_WORK TO COMPLETE_:
Collect the lines of the entries where "urvalskriterium" shows up.

[[ SUPPLIED ENTRIES, beginning ]]

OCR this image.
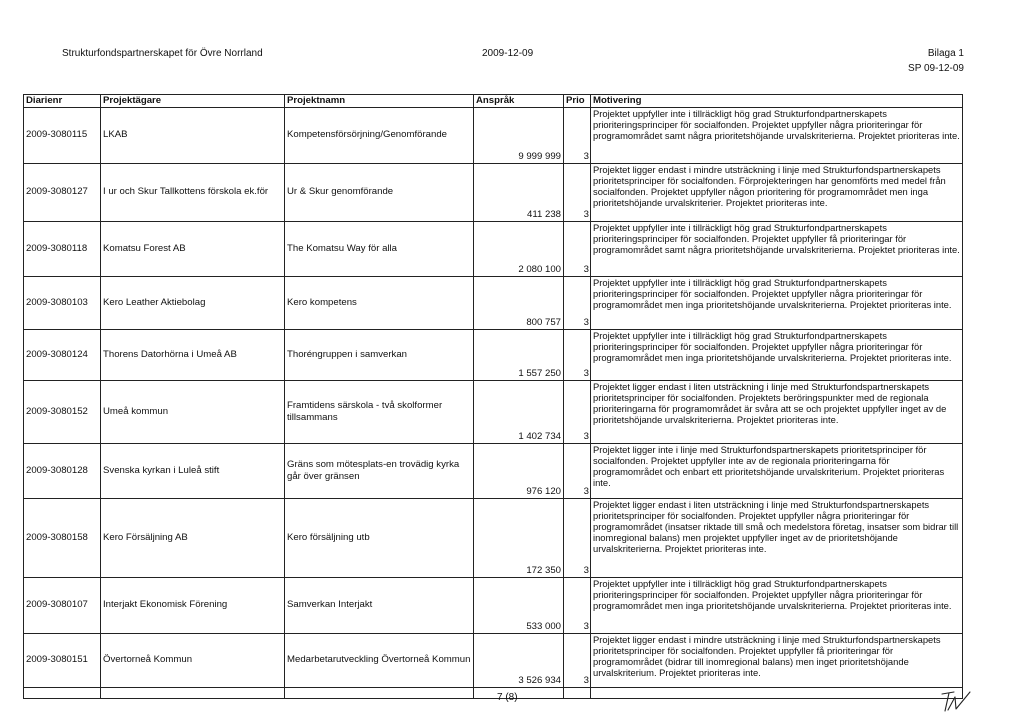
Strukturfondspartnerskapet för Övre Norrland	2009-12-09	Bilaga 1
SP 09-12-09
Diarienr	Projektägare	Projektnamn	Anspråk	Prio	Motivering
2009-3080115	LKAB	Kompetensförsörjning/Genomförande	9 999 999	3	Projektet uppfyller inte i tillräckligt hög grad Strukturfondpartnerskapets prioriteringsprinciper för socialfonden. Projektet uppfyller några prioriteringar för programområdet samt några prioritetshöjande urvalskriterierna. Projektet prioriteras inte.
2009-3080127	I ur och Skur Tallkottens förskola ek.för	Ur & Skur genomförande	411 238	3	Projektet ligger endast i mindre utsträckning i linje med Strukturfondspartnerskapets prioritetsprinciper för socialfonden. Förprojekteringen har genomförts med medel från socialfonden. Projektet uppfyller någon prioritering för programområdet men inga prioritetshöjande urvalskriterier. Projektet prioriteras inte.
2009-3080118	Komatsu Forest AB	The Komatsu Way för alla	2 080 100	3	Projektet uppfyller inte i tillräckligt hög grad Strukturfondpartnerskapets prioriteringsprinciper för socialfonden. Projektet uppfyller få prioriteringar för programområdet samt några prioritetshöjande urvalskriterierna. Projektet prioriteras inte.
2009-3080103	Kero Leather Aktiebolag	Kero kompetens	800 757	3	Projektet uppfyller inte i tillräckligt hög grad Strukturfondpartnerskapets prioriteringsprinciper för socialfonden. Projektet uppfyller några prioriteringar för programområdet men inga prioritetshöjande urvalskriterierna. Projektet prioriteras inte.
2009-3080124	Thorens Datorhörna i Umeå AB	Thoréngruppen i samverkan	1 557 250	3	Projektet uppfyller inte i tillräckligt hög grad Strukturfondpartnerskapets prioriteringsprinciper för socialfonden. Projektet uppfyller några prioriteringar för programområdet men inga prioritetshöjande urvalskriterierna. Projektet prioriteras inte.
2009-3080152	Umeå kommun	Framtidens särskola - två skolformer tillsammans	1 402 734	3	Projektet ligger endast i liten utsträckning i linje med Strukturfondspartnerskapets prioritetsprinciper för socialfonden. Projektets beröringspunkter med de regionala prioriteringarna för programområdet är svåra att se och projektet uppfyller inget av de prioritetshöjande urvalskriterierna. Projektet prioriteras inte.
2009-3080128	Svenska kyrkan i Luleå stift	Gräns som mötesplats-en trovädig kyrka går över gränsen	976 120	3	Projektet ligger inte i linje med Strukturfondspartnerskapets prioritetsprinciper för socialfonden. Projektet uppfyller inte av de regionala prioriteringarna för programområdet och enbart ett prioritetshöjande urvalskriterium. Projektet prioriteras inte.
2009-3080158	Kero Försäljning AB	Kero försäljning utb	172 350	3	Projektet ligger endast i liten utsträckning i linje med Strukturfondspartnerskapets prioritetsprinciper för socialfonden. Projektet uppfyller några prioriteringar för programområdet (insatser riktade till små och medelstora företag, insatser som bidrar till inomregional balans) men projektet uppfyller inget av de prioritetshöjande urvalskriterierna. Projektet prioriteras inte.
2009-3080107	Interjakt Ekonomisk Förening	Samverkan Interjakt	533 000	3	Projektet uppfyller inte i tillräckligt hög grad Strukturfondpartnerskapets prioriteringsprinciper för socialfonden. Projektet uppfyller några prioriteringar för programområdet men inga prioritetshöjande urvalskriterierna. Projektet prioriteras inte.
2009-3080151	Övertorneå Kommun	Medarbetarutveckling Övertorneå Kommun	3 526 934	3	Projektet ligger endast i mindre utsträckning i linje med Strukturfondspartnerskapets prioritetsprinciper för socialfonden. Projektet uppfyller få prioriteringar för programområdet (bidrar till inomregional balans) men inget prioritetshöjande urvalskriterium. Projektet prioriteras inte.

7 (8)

[[ SUPPLIED ENTRIES, end ]]

_RESULT BELOW_:
2009-3080128	Svenska kyrkan i Luleå stift	Gräns som mötesplats-en trovädig kyrka går över gränsen	976 120	3	Projektet ligger inte i linje med Strukturfondspartnerskapets prioritetsprinciper för socialfonden. Projektet uppfyller inte av de regionala prioriteringarna för programområdet och enbart ett prioritetshöjande urvalskriterium. Projektet prioriteras inte.
2009-3080151	Övertorneå Kommun	Medarbetarutveckling Övertorneå Kommun	3 526 934	3	Projektet ligger endast i mindre utsträckning i linje med Strukturfondspartnerskapets prioritetsprinciper för socialfonden. Projektet uppfyller få prioriteringar för programområdet (bidrar till inomregional balans) men inget prioritetshöjande urvalskriterium. Projektet prioriteras inte.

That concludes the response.